- [DOCUMENT SEGMENT]
------
Shinzen is the author of The Science of Enlightenment (2005), Break Through Pain
(2010), and numerous YouTube videos and articles (www.basicmindfulness.com).
He characterizes himself this way: “My life integrates many disparate worlds: I’m a
Jewish guy who got turned on to science by a Jesuit priest. I teach the expansioncontraction paradigm of Japanese Zen mounted within the noting technique of Burmese
vipassana, equipped with universal ethical guidelines derived from early Indian Buddhism.”
He also says, “My life’s passion lies in exploring what may arise from the cross-fertilization
of the best of the East with the best of the West.”
John Tarrant was born in rural Tasmania, Australia, in 1948, but when I interviewed him
he was living among the vineyards of Sonoma County, California. In between working as a
fisherman and then as a political activist studying and working with aborigines, he earned a

dual degree in human sciences and English literature from the Australian National University.
Throughout, however, two themes guided him toward Buddhism: first, childhood
experiences of being “one with things . . . [where] you and the trees and the people are not
different,” and second, the poetic sensitivity that continues to find expression in his writing.
From early on, he was fascinated with Chinese poems and with the classical koans that he
discovered in books. He studied briefly with two Tibetan teachers in Australia, then with the
Korean Zen master Seung Sahn Sunim in New York, and finally with Robert Aitkin Roshi in
the Harada-Yasutani tradition of Japanese Zen, from whom he received Dharma
transmission.
------
- [TASK SET]
1. Answer these questions using the passage on Shinzen and John Tarrant:
(a) In what year was Shinzen's book Break Through Pain published?
(b) Where and in what year was John Tarrant born?
(c) From which university did Tarrant earn his dual degree?
2. Carry on the passage about Shinzen and John Tarrant, starting right after its final sentence.
------
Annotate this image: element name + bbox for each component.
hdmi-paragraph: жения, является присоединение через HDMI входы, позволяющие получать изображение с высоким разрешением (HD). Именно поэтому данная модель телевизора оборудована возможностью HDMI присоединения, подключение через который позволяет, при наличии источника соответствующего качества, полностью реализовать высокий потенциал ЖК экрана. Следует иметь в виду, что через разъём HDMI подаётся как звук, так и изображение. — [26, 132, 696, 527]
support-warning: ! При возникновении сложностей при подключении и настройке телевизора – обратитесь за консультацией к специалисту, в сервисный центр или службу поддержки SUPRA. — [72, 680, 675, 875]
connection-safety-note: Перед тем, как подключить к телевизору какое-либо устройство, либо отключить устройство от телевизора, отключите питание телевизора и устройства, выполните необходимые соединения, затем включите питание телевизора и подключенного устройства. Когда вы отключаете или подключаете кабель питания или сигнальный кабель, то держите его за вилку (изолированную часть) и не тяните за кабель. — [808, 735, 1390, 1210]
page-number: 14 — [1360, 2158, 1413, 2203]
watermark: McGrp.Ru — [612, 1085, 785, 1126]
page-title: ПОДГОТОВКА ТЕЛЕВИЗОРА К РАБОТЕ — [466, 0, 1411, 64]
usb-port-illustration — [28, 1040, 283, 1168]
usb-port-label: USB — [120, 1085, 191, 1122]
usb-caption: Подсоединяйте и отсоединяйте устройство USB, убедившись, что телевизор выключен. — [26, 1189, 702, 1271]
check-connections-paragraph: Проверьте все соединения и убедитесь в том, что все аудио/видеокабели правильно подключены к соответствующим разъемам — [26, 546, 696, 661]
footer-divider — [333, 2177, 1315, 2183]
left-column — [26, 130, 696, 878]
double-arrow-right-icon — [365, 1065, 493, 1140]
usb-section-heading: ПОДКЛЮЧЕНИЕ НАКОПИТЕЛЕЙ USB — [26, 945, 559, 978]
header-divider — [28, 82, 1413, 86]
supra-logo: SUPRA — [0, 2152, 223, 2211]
------
- [REPLIES]
1.
(a) 2010
(b) Rural Tasmania, Australia, in 1948
(c) The Australian National University

2.
During a sesshin with Seung Sahn in a borrowed martial arts dojo on Long Island, he had
an important early experience: “I was sitting there, and the Korean pads were really thin
and my knees were hurting and it was November and it was cold, and I realized, This is
great. . . . Everything started to open up for me. It was perfect now. . . . All that stuff that
happens when you’re meditating.” That sounds a bit like Shinzen Young’s description in its
austerity and discipline, but neither Shinzen nor Tarrant is committed to that kind of
approach. Tarrant also talks about the “warmth and the loving quality” that he found, of “the
fundamental vastness . . . and kindness of the universe.”
Today, Tarrant directs the Pacific Zen Institute in Santa Rosa, California, and continues
to be a rich and creative source of both prose and poetry. His books include The Light
Inside the Dark: Zen, Soul, and the Spiritual Life (1999) and Bring Me the Rhinoceros
(2008).
Ken McLeod was born in 1948 in Canada. He developed a strong interest in religion while
in high school but felt frustrated by the books available for him to read. In his third year at
the University of Waterloo he began looking into Buddhism, but in those days there were
few books on the subject available in English. After graduation and marriage, he passed up
a fellowship to do graduate work in mathematics in England and started bicycling east


across Europe with his wife. In India they found Kalu Rinpoche and began studying Tibetan
Buddhism with him, an immersion that became a total commitment and lasted more than

twenty years. During this time Ken did two intense three-year retreats, translated for the
rinpoche, and helped set up several Buddhist centers in Canada and the United States.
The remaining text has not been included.